* **EXERCISE REQUIREMENTS**: In the data, extract each line that holds the string "Default".
···
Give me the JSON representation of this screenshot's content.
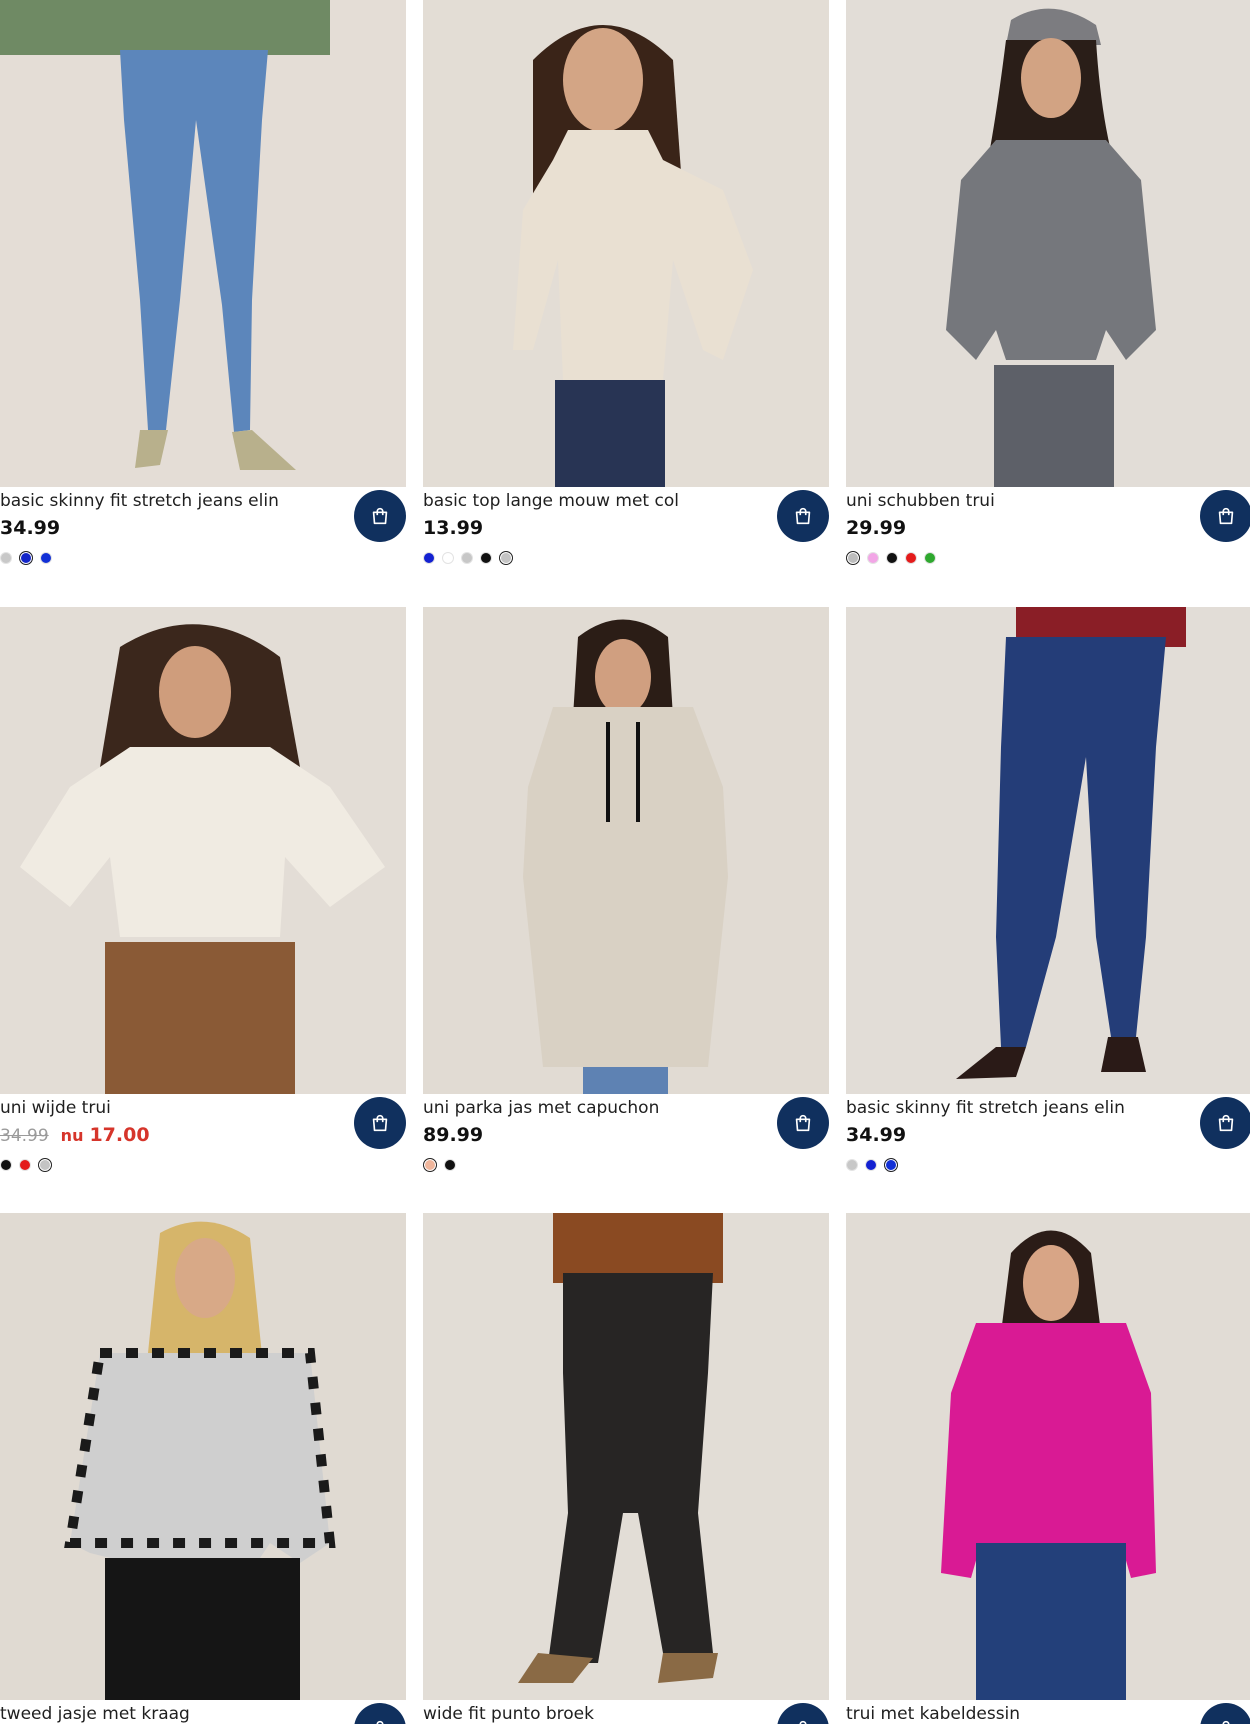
{
  "products": [
    {
      "title": "basic skinny fit stretch jeans elin",
      "price": "34.99",
      "swatches": [
        {
          "color": "#c8c8c8",
          "selected": false
        },
        {
          "color": "#1325c9",
          "selected": true
        },
        {
          "color": "#1230d6",
          "selected": false
        }
      ]
    },
    {
      "title": "basic top lange mouw met col",
      "price": "13.99",
      "swatches": [
        {
          "color": "#1321d1",
          "selected": false
        },
        {
          "color": "#ffffff",
          "selected": false
        },
        {
          "color": "#c7c7c7",
          "selected": false
        },
        {
          "color": "#111111",
          "selected": false
        },
        {
          "color": "#c4c4c4",
          "selected": true
        }
      ]
    },
    {
      "title": "uni schubben trui",
      "price": "29.99",
      "swatches": [
        {
          "color": "#bdbdbd",
          "selected": true
        },
        {
          "color": "#f2a6e6",
          "selected": false
        },
        {
          "color": "#111111",
          "selected": false
        },
        {
          "color": "#e41b1b",
          "selected": false
        },
        {
          "color": "#2ea82e",
          "selected": false
        }
      ]
    },
    {
      "title": "uni wijde trui",
      "old_price": "34.99",
      "sale_prefix": "nu",
      "sale_price": "17.00",
      "swatches": [
        {
          "color": "#111111",
          "selected": false
        },
        {
          "color": "#e41b1b",
          "selected": false
        },
        {
          "color": "#c4c4c4",
          "selected": true
        }
      ]
    },
    {
      "title": "uni parka jas met capuchon",
      "price": "89.99",
      "swatches": [
        {
          "color": "#efb59b",
          "selected": true
        },
        {
          "color": "#111111",
          "selected": false
        }
      ]
    },
    {
      "title": "basic skinny fit stretch jeans elin",
      "price": "34.99",
      "swatches": [
        {
          "color": "#c8c8c8",
          "selected": false
        },
        {
          "color": "#1321d1",
          "selected": false
        },
        {
          "color": "#1230d6",
          "selected": true
        }
      ]
    },
    {
      "title": "tweed jasje met kraag",
      "price": "",
      "swatches": []
    },
    {
      "title": "wide fit punto broek",
      "price": "",
      "swatches": []
    },
    {
      "title": "trui met kabeldessin",
      "price": "",
      "swatches": []
    }
  ],
  "colors": {
    "cart_button": "#10305e",
    "sale_red": "#d6352b",
    "photo_background": "#e6e1db"
  },
  "icons": {
    "cart": "shopping-bag-icon"
  }
}
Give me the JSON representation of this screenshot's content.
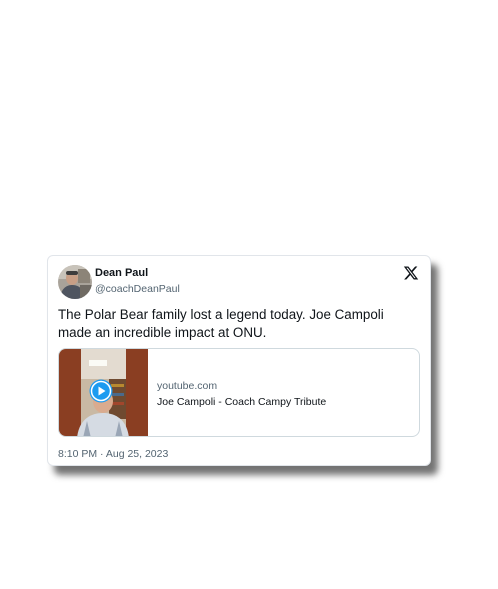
{
  "tweet": {
    "author": {
      "display_name": "Dean Paul",
      "handle": "@coachDeanPaul",
      "avatar": "profile-photo"
    },
    "platform_icon": "x-logo-icon",
    "text": "The Polar Bear family lost a legend today. Joe Campoli made an incredible impact at ONU.",
    "link_card": {
      "domain": "youtube.com",
      "title": "Joe Campoli - Coach Campy Tribute",
      "thumbnail_icon": "play-icon"
    },
    "timestamp": "8:10 PM · Aug 25, 2023"
  },
  "colors": {
    "text_primary": "#0f1419",
    "text_secondary": "#536471",
    "border": "#cfd9de",
    "play_button": "#1d9bf0"
  }
}
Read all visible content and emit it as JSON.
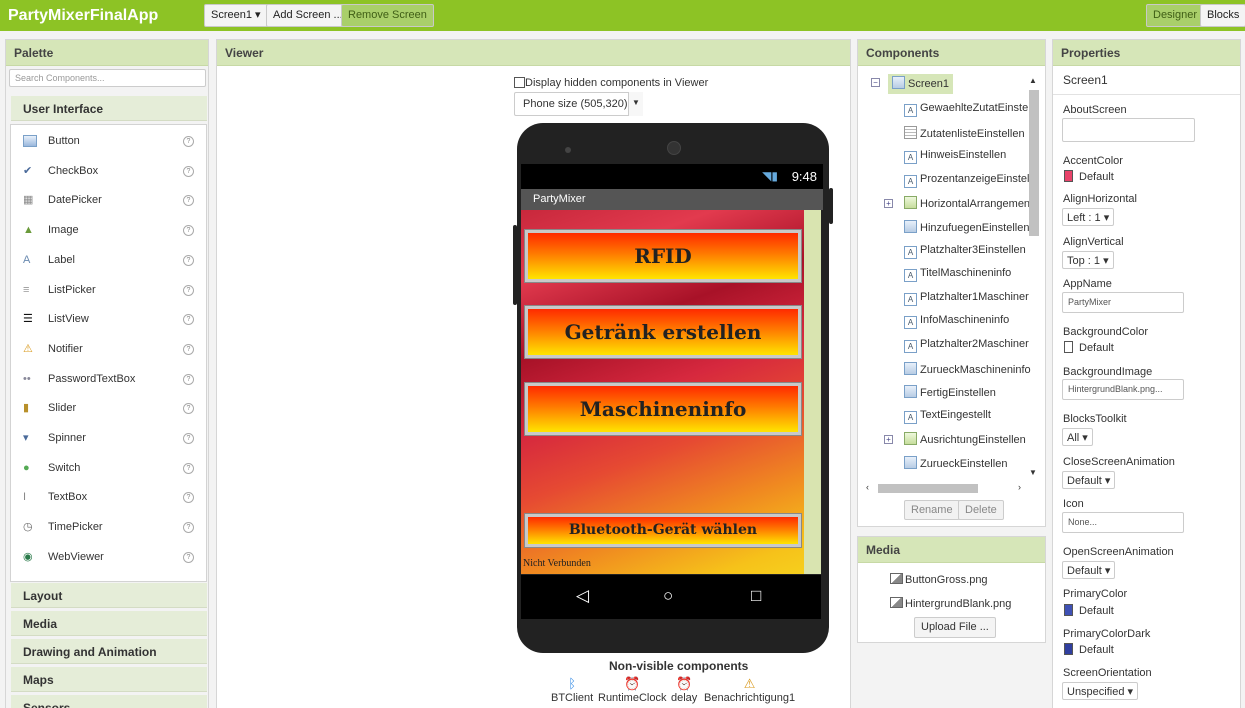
{
  "header": {
    "app_title": "PartyMixerFinalApp",
    "screen_dropdown": "Screen1 ▾",
    "add_screen": "Add Screen ...",
    "remove_screen": "Remove Screen",
    "designer": "Designer",
    "blocks": "Blocks"
  },
  "palette": {
    "title": "Palette",
    "search_placeholder": "Search Components...",
    "category_open": "User Interface",
    "items": [
      {
        "label": "Button",
        "icon": "button-icon"
      },
      {
        "label": "CheckBox",
        "icon": "checkbox-icon"
      },
      {
        "label": "DatePicker",
        "icon": "datepicker-icon"
      },
      {
        "label": "Image",
        "icon": "image-icon"
      },
      {
        "label": "Label",
        "icon": "label-icon"
      },
      {
        "label": "ListPicker",
        "icon": "listpicker-icon"
      },
      {
        "label": "ListView",
        "icon": "listview-icon"
      },
      {
        "label": "Notifier",
        "icon": "notifier-icon"
      },
      {
        "label": "PasswordTextBox",
        "icon": "passwordtextbox-icon"
      },
      {
        "label": "Slider",
        "icon": "slider-icon"
      },
      {
        "label": "Spinner",
        "icon": "spinner-icon"
      },
      {
        "label": "Switch",
        "icon": "switch-icon"
      },
      {
        "label": "TextBox",
        "icon": "textbox-icon"
      },
      {
        "label": "TimePicker",
        "icon": "timepicker-icon"
      },
      {
        "label": "WebViewer",
        "icon": "webviewer-icon"
      }
    ],
    "help_glyph": "?",
    "categories": [
      "Layout",
      "Media",
      "Drawing and Animation",
      "Maps",
      "Sensors"
    ]
  },
  "viewer": {
    "title": "Viewer",
    "hidden_components_label": "Display hidden components in Viewer",
    "phone_size": "Phone size (505,320)",
    "status_time": "9:48",
    "app_bar_title": "PartyMixer",
    "buttons": [
      "RFID",
      "Getränk erstellen",
      "Maschineninfo",
      "Bluetooth-Gerät wählen"
    ],
    "status_label": "Nicht Verbunden",
    "non_visible_title": "Non-visible components",
    "non_visible": [
      "BTClient",
      "RuntimeClock",
      "delay",
      "Benachrichtigung1"
    ]
  },
  "components": {
    "title": "Components",
    "root": "Screen1",
    "items": [
      "GewaehlteZutatEinstel",
      "ZutatenlisteEinstellen",
      "HinweisEinstellen",
      "ProzentanzeigeEinstell",
      "HorizontalArrangemen",
      "HinzufuegenEinstellen",
      "Platzhalter3Einstellen",
      "TitelMaschineninfo",
      "Platzhalter1Maschiner",
      "InfoMaschineninfo",
      "Platzhalter2Maschiner",
      "ZurueckMaschineninfo",
      "FertigEinstellen",
      "TextEingestellt",
      "AusrichtungEinstellen",
      "ZurueckEinstellen"
    ],
    "rename": "Rename",
    "delete": "Delete"
  },
  "media": {
    "title": "Media",
    "files": [
      "ButtonGross.png",
      "HintergrundBlank.png"
    ],
    "upload": "Upload File ..."
  },
  "properties": {
    "title": "Properties",
    "screen": "Screen1",
    "about_label": "AboutScreen",
    "accent_label": "AccentColor",
    "accent_value": "Default",
    "accent_color": "#e8436a",
    "alignh_label": "AlignHorizontal",
    "alignh_value": "Left : 1 ▾",
    "alignv_label": "AlignVertical",
    "alignv_value": "Top : 1 ▾",
    "appname_label": "AppName",
    "appname_value": "PartyMixer",
    "bgcolor_label": "BackgroundColor",
    "bgcolor_value": "Default",
    "bgimage_label": "BackgroundImage",
    "bgimage_value": "HintergrundBlank.png...",
    "blockstoolkit_label": "BlocksToolkit",
    "blockstoolkit_value": "All ▾",
    "closeanim_label": "CloseScreenAnimation",
    "closeanim_value": "Default ▾",
    "icon_label": "Icon",
    "icon_value": "None...",
    "openanim_label": "OpenScreenAnimation",
    "openanim_value": "Default ▾",
    "primary_label": "PrimaryColor",
    "primary_value": "Default",
    "primary_color": "#3f51b5",
    "primarydark_label": "PrimaryColorDark",
    "primarydark_value": "Default",
    "primarydark_color": "#303f9f",
    "orientation_label": "ScreenOrientation",
    "orientation_value": "Unspecified ▾"
  }
}
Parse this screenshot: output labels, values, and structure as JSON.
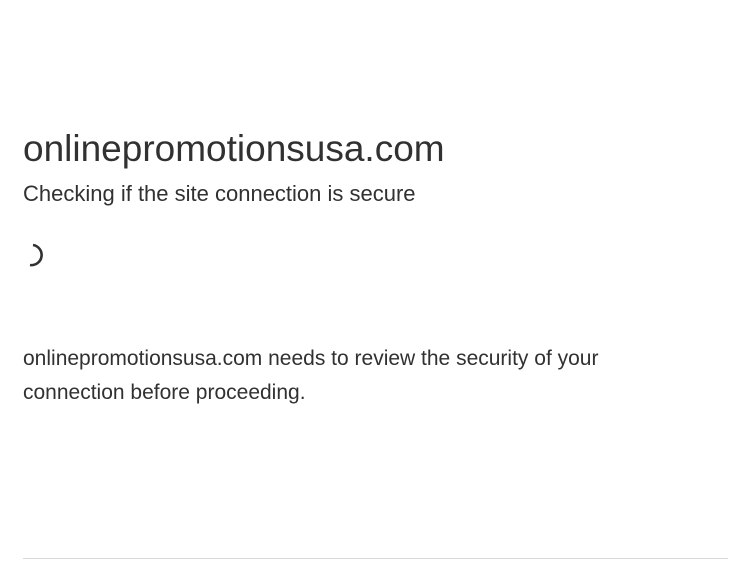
{
  "page": {
    "site_name": "onlinepromotionsusa.com",
    "status_heading": "Checking if the site connection is secure",
    "message": "onlinepromotionsusa.com needs to review the security of your connection before proceeding."
  },
  "icons": {
    "spinner": "loading-spinner-icon"
  },
  "colors": {
    "text": "#313131",
    "background": "#ffffff",
    "divider": "#d9d9d9"
  }
}
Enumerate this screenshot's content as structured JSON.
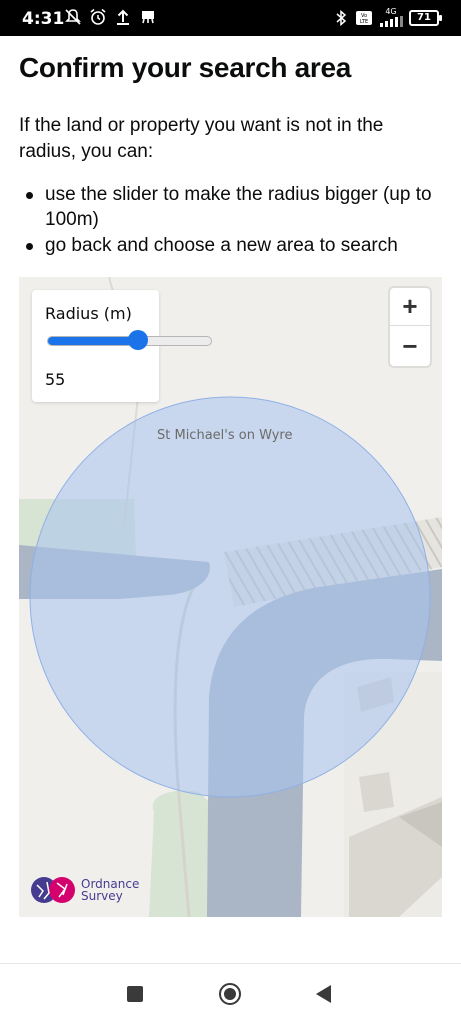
{
  "status_bar": {
    "time": "4:31",
    "left_icons": [
      "notifications-off-icon",
      "alarm-icon",
      "upload-icon",
      "cast-icon"
    ],
    "right_icons": [
      "bluetooth-icon",
      "volte-icon",
      "signal-4g-icon"
    ],
    "network_label": "4G",
    "battery": "71"
  },
  "page": {
    "title": "Confirm your search area",
    "intro": "If the land or property you want is not in the radius, you can:",
    "bullets": [
      "use the slider to make the radius bigger (up to 100m)",
      "go back and choose a new area to search"
    ]
  },
  "map": {
    "place_label": "St Michael's on Wyre",
    "radius_control": {
      "label": "Radius (m)",
      "value": "55",
      "min": 0,
      "max": 100,
      "accent_color": "#1a73e8"
    },
    "zoom_in": "+",
    "zoom_out": "−",
    "attribution": {
      "line1": "Ordnance",
      "line2": "Survey"
    },
    "colors": {
      "background": "#f0efec",
      "river": "#aab5c5",
      "woodland": "#d7e4d3",
      "buildings": "#dad6d0",
      "circle_fill": "#a7c3ef"
    }
  },
  "nav_bar": {
    "items": [
      "recent-apps-button",
      "home-button",
      "back-button"
    ]
  }
}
···
* **COMPLETE RESPONSE**:
    "accent_value": "Default",
    "bgcolor_value": "Default",
    "closeanim_value": "Default ▾",
    "openanim_value": "Default ▾",
    "primary_value": "Default",
    "primarydark_value": "Default",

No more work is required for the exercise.